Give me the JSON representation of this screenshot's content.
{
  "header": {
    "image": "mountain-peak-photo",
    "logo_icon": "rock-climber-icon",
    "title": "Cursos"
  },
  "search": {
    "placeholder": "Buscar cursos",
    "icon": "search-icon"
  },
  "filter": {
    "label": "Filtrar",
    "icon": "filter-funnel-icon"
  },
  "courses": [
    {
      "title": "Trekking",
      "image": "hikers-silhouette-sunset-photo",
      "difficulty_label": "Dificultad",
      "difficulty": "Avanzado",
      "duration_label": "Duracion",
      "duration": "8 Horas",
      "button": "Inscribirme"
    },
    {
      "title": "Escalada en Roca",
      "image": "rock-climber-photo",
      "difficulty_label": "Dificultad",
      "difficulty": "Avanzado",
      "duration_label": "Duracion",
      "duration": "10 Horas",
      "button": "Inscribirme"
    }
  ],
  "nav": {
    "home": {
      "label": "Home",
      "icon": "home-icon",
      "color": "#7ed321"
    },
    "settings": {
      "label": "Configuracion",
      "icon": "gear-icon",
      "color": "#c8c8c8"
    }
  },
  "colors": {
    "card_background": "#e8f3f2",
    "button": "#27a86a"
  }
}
==
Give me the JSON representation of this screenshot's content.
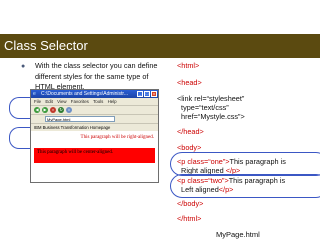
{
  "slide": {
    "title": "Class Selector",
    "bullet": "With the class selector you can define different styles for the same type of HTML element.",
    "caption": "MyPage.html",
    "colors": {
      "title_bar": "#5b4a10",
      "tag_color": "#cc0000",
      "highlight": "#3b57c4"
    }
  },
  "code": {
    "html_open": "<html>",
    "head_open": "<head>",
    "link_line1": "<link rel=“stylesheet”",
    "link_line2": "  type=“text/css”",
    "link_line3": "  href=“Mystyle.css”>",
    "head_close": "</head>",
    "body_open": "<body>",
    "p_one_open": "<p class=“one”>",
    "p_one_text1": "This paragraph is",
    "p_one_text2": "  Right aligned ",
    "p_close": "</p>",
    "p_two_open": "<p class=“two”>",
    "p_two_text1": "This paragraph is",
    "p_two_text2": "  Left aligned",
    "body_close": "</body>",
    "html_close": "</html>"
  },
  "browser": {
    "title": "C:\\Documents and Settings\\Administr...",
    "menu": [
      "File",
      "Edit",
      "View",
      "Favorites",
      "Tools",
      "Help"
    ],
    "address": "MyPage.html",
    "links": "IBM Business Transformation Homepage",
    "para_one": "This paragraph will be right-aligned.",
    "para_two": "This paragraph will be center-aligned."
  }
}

Exercise instructions: Scan the listing above for the word "image" and show each line where it is found.

Exercise output:
    "image": "mountain-peak-photo",
      "image": "hikers-silhouette-sunset-photo",
      "image": "rock-climber-photo",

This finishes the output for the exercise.